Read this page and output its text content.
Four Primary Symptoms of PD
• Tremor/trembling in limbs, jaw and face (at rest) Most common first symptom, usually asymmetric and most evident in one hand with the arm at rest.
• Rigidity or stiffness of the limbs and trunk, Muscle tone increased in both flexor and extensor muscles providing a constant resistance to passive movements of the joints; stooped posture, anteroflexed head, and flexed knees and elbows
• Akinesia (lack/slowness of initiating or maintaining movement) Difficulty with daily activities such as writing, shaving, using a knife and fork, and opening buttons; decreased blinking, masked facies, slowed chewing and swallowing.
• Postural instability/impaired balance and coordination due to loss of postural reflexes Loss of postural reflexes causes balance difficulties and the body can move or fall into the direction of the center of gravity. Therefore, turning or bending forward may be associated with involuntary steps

────────

## [GOAL OF THE EXERCISE]
Give back the data above exactly as it appears.

## [EXPECTED ANSWER]
Read this page and output its text content.
Four Primary Symptoms of PD
• Tremor/trembling in limbs, jaw and face (at rest) Most common first symptom, usually asymmetric and most evident in one hand with the arm at rest.
• Rigidity or stiffness of the limbs and trunk, Muscle tone increased in both flexor and extensor muscles providing a constant resistance to passive movements of the joints; stooped posture, anteroflexed head, and flexed knees and elbows
• Akinesia (lack/slowness of initiating or maintaining movement) Difficulty with daily activities such as writing, shaving, using a knife and fork, and opening buttons; decreased blinking, masked facies, slowed chewing and swallowing.
• Postural instability/impaired balance and coordination due to loss of postural reflexes Loss of postural reflexes causes balance difficulties and the body can move or fall into the direction of the center of gravity. Therefore, turning or bending forward may be associated with involuntary steps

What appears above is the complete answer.